YOUR TASK →
Reproduce all entries precisely, down to the last character.

---

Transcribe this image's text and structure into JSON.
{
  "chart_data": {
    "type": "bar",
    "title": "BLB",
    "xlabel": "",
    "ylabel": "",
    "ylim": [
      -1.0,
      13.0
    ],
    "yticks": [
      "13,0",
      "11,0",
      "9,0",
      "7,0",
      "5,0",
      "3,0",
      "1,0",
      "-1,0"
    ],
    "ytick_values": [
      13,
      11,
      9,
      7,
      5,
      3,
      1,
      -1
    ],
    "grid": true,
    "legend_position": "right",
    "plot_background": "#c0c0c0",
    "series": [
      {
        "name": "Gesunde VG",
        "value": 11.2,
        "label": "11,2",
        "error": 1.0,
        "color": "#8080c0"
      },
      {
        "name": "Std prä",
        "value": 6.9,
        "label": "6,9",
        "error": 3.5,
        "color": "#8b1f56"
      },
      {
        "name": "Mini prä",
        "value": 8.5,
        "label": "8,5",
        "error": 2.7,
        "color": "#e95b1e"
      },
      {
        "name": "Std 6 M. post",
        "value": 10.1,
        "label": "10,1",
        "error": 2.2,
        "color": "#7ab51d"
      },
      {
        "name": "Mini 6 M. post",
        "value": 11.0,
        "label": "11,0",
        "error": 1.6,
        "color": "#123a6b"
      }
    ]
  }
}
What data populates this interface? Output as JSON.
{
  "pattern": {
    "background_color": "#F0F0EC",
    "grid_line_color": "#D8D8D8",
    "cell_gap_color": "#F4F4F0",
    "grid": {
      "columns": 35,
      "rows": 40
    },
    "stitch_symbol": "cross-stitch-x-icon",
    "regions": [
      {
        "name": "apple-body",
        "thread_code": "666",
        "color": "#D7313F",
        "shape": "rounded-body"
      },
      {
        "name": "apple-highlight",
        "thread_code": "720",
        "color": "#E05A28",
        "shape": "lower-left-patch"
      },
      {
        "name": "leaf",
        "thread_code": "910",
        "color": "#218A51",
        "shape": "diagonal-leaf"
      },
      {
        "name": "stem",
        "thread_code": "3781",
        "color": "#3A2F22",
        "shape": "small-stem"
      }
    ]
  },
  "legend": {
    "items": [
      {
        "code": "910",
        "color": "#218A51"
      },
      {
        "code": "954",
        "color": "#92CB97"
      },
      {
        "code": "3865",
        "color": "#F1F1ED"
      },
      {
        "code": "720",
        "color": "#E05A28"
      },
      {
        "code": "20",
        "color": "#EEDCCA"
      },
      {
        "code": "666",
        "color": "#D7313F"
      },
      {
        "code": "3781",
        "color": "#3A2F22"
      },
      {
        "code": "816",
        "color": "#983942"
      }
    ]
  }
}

---

OUTPUT FOR THIS EXERCISE →
Transcribe this image's text and structure into JSON.
{
  "chart_data": {
    "type": "bar",
    "title": "BLB",
    "xlabel": "",
    "ylabel": "",
    "ylim": [
      -1.0,
      13.0
    ],
    "yticks": [
      "13,0",
      "11,0",
      "9,0",
      "7,0",
      "5,0",
      "3,0",
      "1,0",
      "-1,0"
    ],
    "ytick_values": [
      13,
      11,
      9,
      7,
      5,
      3,
      1,
      -1
    ],
    "grid": true,
    "legend_position": "right",
    "plot_background": "#c0c0c0",
    "series": [
      {
        "name": "Gesunde VG",
        "value": 11.2,
        "label": "11,2",
        "error": 1.0,
        "color": "#8080c0"
      },
      {
        "name": "Std prä",
        "value": 6.9,
        "label": "6,9",
        "error": 3.5,
        "color": "#8b1f56"
      },
      {
        "name": "Mini prä",
        "value": 8.5,
        "label": "8,5",
        "error": 2.7,
        "color": "#e95b1e"
      },
      {
        "name": "Std 6 M. post",
        "value": 10.1,
        "label": "10,1",
        "error": 2.2,
        "color": "#7ab51d"
      },
      {
        "name": "Mini 6 M. post",
        "value": 11.0,
        "label": "11,0",
        "error": 1.6,
        "color": "#123a6b"
      }
    ]
  }
}
What data populates this interface? Output as JSON.
{
  "pattern": {
    "background_color": "#F0F0EC",
    "grid_line_color": "#D8D8D8",
    "cell_gap_color": "#F4F4F0",
    "grid": {
      "columns": 35,
      "rows": 40
    },
    "stitch_symbol": "cross-stitch-x-icon",
    "regions": [
      {
        "name": "apple-body",
        "thread_code": "666",
        "color": "#D7313F",
        "shape": "rounded-body"
      },
      {
        "name": "apple-highlight",
        "thread_code": "720",
        "color": "#E05A28",
        "shape": "lower-left-patch"
      },
      {
        "name": "leaf",
        "thread_code": "910",
        "color": "#218A51",
        "shape": "diagonal-leaf"
      },
      {
        "name": "stem",
        "thread_code": "3781",
        "color": "#3A2F22",
        "shape": "small-stem"
      }
    ]
  },
  "legend": {
    "items": [
      {
        "code": "910",
        "color": "#218A51"
      },
      {
        "code": "954",
        "color": "#92CB97"
      },
      {
        "code": "3865",
        "color": "#F1F1ED"
      },
      {
        "code": "720",
        "color": "#E05A28"
      },
      {
        "code": "20",
        "color": "#EEDCCA"
      },
      {
        "code": "666",
        "color": "#D7313F"
      },
      {
        "code": "3781",
        "color": "#3A2F22"
      },
      {
        "code": "816",
        "color": "#983942"
      }
    ]
  }
}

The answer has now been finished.